## Problem requirements:
Will you quote all of the entries, word for word?
**** Dataset ****
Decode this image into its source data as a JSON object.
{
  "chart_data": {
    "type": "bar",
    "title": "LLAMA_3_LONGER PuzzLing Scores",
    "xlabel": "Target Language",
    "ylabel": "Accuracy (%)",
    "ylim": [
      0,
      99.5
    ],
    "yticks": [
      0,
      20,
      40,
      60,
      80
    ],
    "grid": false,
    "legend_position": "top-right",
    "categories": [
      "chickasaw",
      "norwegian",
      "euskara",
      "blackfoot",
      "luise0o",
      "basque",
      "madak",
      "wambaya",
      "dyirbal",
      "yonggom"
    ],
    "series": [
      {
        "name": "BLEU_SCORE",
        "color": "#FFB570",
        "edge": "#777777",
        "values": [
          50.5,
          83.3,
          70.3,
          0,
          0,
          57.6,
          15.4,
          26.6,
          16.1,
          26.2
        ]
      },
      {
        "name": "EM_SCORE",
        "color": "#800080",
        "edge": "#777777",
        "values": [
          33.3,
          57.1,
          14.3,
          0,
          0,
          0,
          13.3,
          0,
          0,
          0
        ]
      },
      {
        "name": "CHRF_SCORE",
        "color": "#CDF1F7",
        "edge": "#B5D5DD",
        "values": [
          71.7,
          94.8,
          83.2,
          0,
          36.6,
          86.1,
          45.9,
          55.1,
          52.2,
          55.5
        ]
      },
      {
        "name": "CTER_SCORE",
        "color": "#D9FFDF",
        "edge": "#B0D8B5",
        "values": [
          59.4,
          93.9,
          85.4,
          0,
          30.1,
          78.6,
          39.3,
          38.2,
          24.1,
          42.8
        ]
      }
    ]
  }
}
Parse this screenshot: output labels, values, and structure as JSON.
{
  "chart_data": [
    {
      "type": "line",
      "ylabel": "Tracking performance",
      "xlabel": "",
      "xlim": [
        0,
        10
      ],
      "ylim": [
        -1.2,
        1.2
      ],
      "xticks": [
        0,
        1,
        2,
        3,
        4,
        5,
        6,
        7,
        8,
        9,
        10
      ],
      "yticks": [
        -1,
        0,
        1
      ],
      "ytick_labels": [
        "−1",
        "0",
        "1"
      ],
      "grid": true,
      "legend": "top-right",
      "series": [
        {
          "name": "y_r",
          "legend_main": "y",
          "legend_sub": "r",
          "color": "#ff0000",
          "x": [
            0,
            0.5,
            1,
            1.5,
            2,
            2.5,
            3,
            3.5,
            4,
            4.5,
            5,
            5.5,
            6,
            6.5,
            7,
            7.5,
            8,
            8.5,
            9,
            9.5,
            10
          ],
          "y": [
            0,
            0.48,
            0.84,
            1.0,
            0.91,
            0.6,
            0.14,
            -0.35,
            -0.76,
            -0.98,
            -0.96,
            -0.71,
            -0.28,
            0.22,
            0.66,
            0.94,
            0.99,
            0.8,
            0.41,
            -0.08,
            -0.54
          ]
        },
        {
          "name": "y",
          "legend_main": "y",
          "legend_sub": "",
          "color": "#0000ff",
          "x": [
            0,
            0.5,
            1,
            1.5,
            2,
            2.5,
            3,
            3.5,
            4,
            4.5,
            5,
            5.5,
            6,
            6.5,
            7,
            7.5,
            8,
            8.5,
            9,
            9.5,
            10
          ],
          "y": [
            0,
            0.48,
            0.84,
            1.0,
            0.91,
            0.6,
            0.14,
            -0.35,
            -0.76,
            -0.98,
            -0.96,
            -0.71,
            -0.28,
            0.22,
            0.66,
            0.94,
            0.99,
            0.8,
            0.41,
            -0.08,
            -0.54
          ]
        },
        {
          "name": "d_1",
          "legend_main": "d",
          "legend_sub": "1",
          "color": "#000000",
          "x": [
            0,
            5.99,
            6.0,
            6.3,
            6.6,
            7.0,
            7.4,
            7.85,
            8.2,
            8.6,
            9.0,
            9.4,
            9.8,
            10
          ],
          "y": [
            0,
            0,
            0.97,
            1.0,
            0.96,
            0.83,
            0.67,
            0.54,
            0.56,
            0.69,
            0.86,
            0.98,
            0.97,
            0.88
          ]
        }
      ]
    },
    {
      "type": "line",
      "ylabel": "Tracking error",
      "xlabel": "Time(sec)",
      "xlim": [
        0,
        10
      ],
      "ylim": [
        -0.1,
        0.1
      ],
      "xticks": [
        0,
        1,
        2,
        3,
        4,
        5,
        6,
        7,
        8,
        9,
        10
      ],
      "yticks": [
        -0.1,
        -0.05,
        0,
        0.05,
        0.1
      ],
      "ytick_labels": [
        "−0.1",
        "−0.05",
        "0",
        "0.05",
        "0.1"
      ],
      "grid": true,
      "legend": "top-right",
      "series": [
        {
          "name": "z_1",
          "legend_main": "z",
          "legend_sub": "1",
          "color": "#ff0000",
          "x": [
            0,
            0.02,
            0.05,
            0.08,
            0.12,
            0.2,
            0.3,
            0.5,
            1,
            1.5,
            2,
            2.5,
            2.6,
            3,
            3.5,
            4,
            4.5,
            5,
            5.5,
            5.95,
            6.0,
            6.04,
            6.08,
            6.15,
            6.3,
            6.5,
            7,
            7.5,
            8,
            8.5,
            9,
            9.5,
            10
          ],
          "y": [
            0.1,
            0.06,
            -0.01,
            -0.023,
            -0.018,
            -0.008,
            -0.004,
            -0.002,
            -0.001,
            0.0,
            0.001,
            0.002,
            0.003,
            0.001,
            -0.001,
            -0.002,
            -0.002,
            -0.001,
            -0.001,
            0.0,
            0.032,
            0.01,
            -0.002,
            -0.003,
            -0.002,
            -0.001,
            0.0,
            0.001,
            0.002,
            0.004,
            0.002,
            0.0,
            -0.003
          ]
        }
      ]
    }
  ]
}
****
## Exercise response:
Decode this image into its source data as a JSON object.
{
  "chart_data": {
    "type": "bar",
    "title": "LLAMA_3_LONGER PuzzLing Scores",
    "xlabel": "Target Language",
    "ylabel": "Accuracy (%)",
    "ylim": [
      0,
      99.5
    ],
    "yticks": [
      0,
      20,
      40,
      60,
      80
    ],
    "grid": false,
    "legend_position": "top-right",
    "categories": [
      "chickasaw",
      "norwegian",
      "euskara",
      "blackfoot",
      "luise0o",
      "basque",
      "madak",
      "wambaya",
      "dyirbal",
      "yonggom"
    ],
    "series": [
      {
        "name": "BLEU_SCORE",
        "color": "#FFB570",
        "edge": "#777777",
        "values": [
          50.5,
          83.3,
          70.3,
          0,
          0,
          57.6,
          15.4,
          26.6,
          16.1,
          26.2
        ]
      },
      {
        "name": "EM_SCORE",
        "color": "#800080",
        "edge": "#777777",
        "values": [
          33.3,
          57.1,
          14.3,
          0,
          0,
          0,
          13.3,
          0,
          0,
          0
        ]
      },
      {
        "name": "CHRF_SCORE",
        "color": "#CDF1F7",
        "edge": "#B5D5DD",
        "values": [
          71.7,
          94.8,
          83.2,
          0,
          36.6,
          86.1,
          45.9,
          55.1,
          52.2,
          55.5
        ]
      },
      {
        "name": "CTER_SCORE",
        "color": "#D9FFDF",
        "edge": "#B0D8B5",
        "values": [
          59.4,
          93.9,
          85.4,
          0,
          30.1,
          78.6,
          39.3,
          38.2,
          24.1,
          42.8
        ]
      }
    ]
  }
}
Parse this screenshot: output labels, values, and structure as JSON.
{
  "chart_data": [
    {
      "type": "line",
      "ylabel": "Tracking performance",
      "xlabel": "",
      "xlim": [
        0,
        10
      ],
      "ylim": [
        -1.2,
        1.2
      ],
      "xticks": [
        0,
        1,
        2,
        3,
        4,
        5,
        6,
        7,
        8,
        9,
        10
      ],
      "yticks": [
        -1,
        0,
        1
      ],
      "ytick_labels": [
        "−1",
        "0",
        "1"
      ],
      "grid": true,
      "legend": "top-right",
      "series": [
        {
          "name": "y_r",
          "legend_main": "y",
          "legend_sub": "r",
          "color": "#ff0000",
          "x": [
            0,
            0.5,
            1,
            1.5,
            2,
            2.5,
            3,
            3.5,
            4,
            4.5,
            5,
            5.5,
            6,
            6.5,
            7,
            7.5,
            8,
            8.5,
            9,
            9.5,
            10
          ],
          "y": [
            0,
            0.48,
            0.84,
            1.0,
            0.91,
            0.6,
            0.14,
            -0.35,
            -0.76,
            -0.98,
            -0.96,
            -0.71,
            -0.28,
            0.22,
            0.66,
            0.94,
            0.99,
            0.8,
            0.41,
            -0.08,
            -0.54
          ]
        },
        {
          "name": "y",
          "legend_main": "y",
          "legend_sub": "",
          "color": "#0000ff",
          "x": [
            0,
            0.5,
            1,
            1.5,
            2,
            2.5,
            3,
            3.5,
            4,
            4.5,
            5,
            5.5,
            6,
            6.5,
            7,
            7.5,
            8,
            8.5,
            9,
            9.5,
            10
          ],
          "y": [
            0,
            0.48,
            0.84,
            1.0,
            0.91,
            0.6,
            0.14,
            -0.35,
            -0.76,
            -0.98,
            -0.96,
            -0.71,
            -0.28,
            0.22,
            0.66,
            0.94,
            0.99,
            0.8,
            0.41,
            -0.08,
            -0.54
          ]
        },
        {
          "name": "d_1",
          "legend_main": "d",
          "legend_sub": "1",
          "color": "#000000",
          "x": [
            0,
            5.99,
            6.0,
            6.3,
            6.6,
            7.0,
            7.4,
            7.85,
            8.2,
            8.6,
            9.0,
            9.4,
            9.8,
            10
          ],
          "y": [
            0,
            0,
            0.97,
            1.0,
            0.96,
            0.83,
            0.67,
            0.54,
            0.56,
            0.69,
            0.86,
            0.98,
            0.97,
            0.88
          ]
        }
      ]
    },
    {
      "type": "line",
      "ylabel": "Tracking error",
      "xlabel": "Time(sec)",
      "xlim": [
        0,
        10
      ],
      "ylim": [
        -0.1,
        0.1
      ],
      "xticks": [
        0,
        1,
        2,
        3,
        4,
        5,
        6,
        7,
        8,
        9,
        10
      ],
      "yticks": [
        -0.1,
        -0.05,
        0,
        0.05,
        0.1
      ],
      "ytick_labels": [
        "−0.1",
        "−0.05",
        "0",
        "0.05",
        "0.1"
      ],
      "grid": true,
      "legend": "top-right",
      "series": [
        {
          "name": "z_1",
          "legend_main": "z",
          "legend_sub": "1",
          "color": "#ff0000",
          "x": [
            0,
            0.02,
            0.05,
            0.08,
            0.12,
            0.2,
            0.3,
            0.5,
            1,
            1.5,
            2,
            2.5,
            2.6,
            3,
            3.5,
            4,
            4.5,
            5,
            5.5,
            5.95,
            6.0,
            6.04,
            6.08,
            6.15,
            6.3,
            6.5,
            7,
            7.5,
            8,
            8.5,
            9,
            9.5,
            10
          ],
          "y": [
            0.1,
            0.06,
            -0.01,
            -0.023,
            -0.018,
            -0.008,
            -0.004,
            -0.002,
            -0.001,
            0.0,
            0.001,
            0.002,
            0.003,
            0.001,
            -0.001,
            -0.002,
            -0.002,
            -0.001,
            -0.001,
            0.0,
            0.032,
            0.01,
            -0.002,
            -0.003,
            -0.002,
            -0.001,
            0.0,
            0.001,
            0.002,
            0.004,
            0.002,
            0.0,
            -0.003
          ]
        }
      ]
    }
  ]
}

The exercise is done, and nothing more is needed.